§ **STORED DATA**:
▼

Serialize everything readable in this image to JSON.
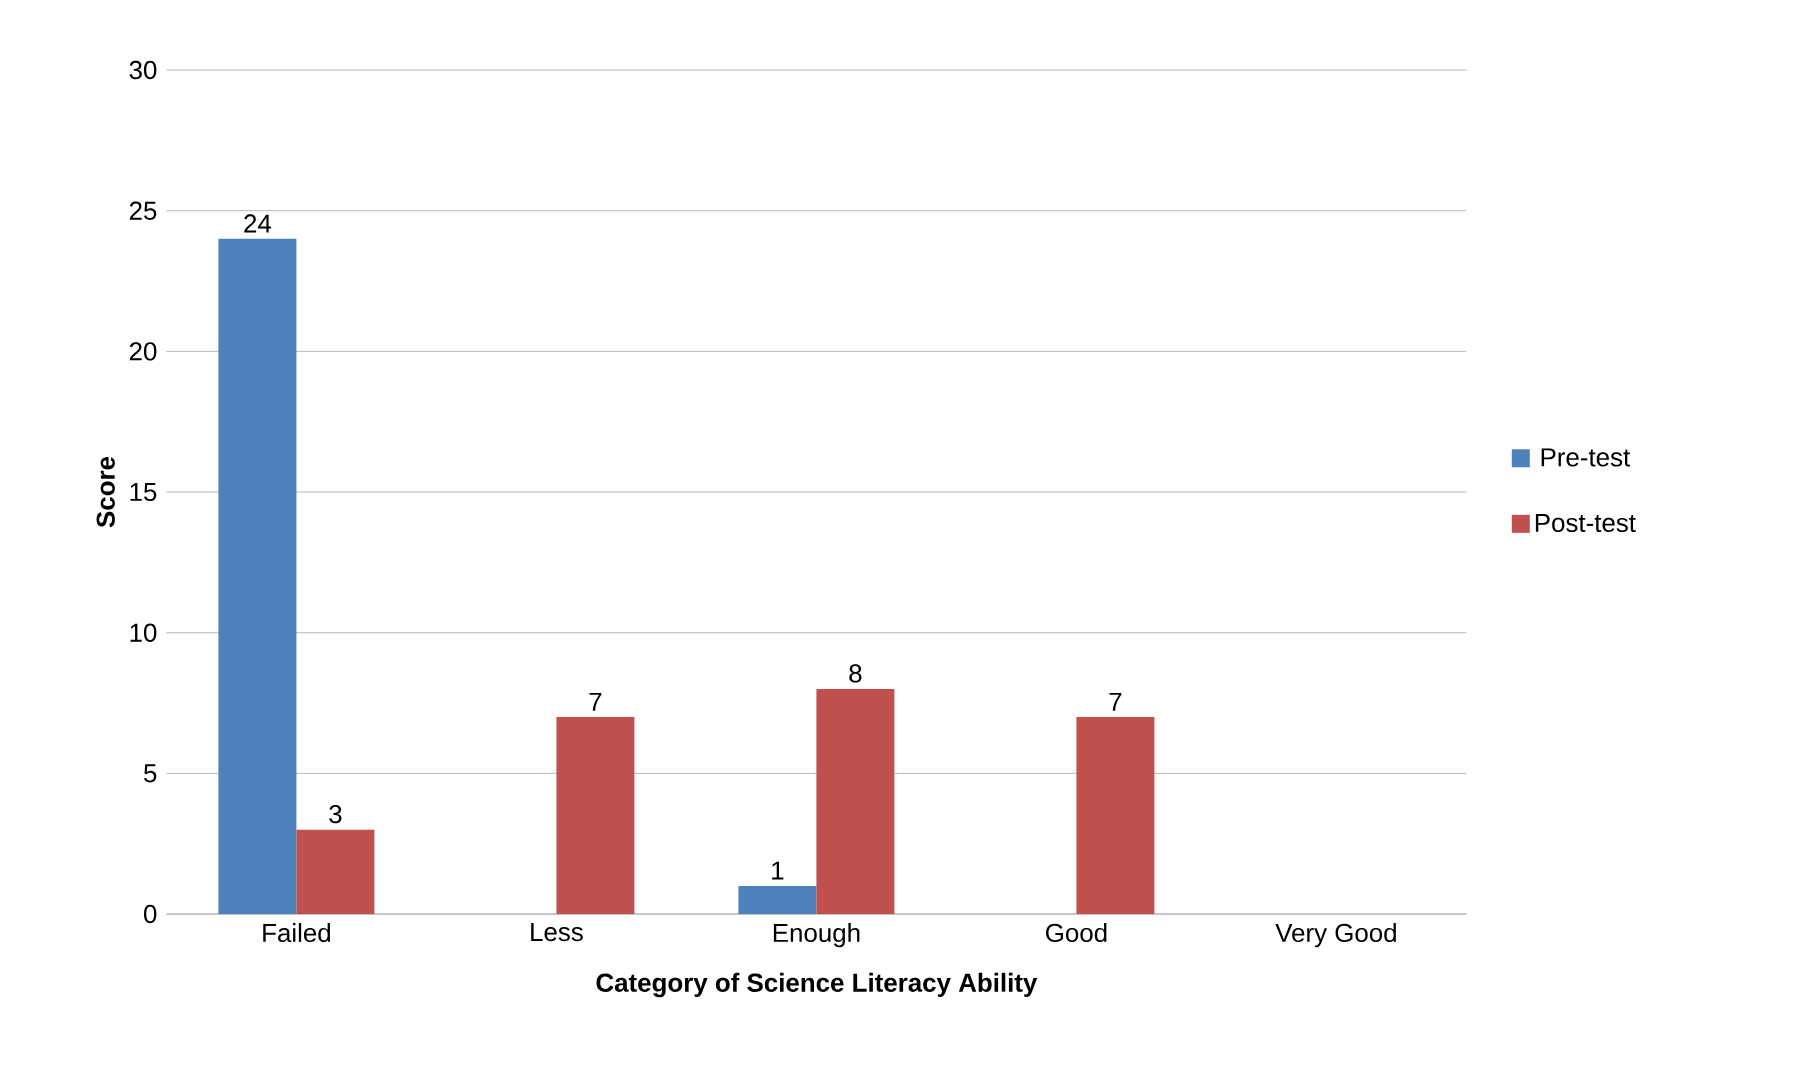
{
  "chart_data": {
    "type": "bar",
    "xlabel": "Category of Science Literacy Ability",
    "ylabel": "Score",
    "categories": [
      "Failed",
      "Less",
      "Enough",
      "Good",
      "Very Good"
    ],
    "series": [
      {
        "name": "Pre-test",
        "color": "#4f81bd",
        "values": [
          24,
          0,
          1,
          0,
          0
        ],
        "value_labels": [
          "24",
          null,
          "1",
          null,
          null
        ]
      },
      {
        "name": "Post-test",
        "color": "#c0504d",
        "values": [
          3,
          7,
          8,
          7,
          0
        ],
        "value_labels": [
          "3",
          "7",
          "8",
          "7",
          null
        ]
      }
    ],
    "ylim": [
      0,
      30
    ],
    "yticks": [
      0,
      5,
      10,
      15,
      20,
      25,
      30
    ],
    "grid": "y",
    "legend": "right"
  }
}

▲

§ **SHORT TASK**: Transcribe the records word for word and include no pictures.

§ **FINAL RESULT**:
Serialize everything readable in this image to JSON.
{
  "chart_data": {
    "type": "bar",
    "xlabel": "Category of Science Literacy Ability",
    "ylabel": "Score",
    "categories": [
      "Failed",
      "Less",
      "Enough",
      "Good",
      "Very Good"
    ],
    "series": [
      {
        "name": "Pre-test",
        "color": "#4f81bd",
        "values": [
          24,
          0,
          1,
          0,
          0
        ],
        "value_labels": [
          "24",
          null,
          "1",
          null,
          null
        ]
      },
      {
        "name": "Post-test",
        "color": "#c0504d",
        "values": [
          3,
          7,
          8,
          7,
          0
        ],
        "value_labels": [
          "3",
          "7",
          "8",
          "7",
          null
        ]
      }
    ],
    "ylim": [
      0,
      30
    ],
    "yticks": [
      0,
      5,
      10,
      15,
      20,
      25,
      30
    ],
    "grid": "y",
    "legend": "right"
  }
}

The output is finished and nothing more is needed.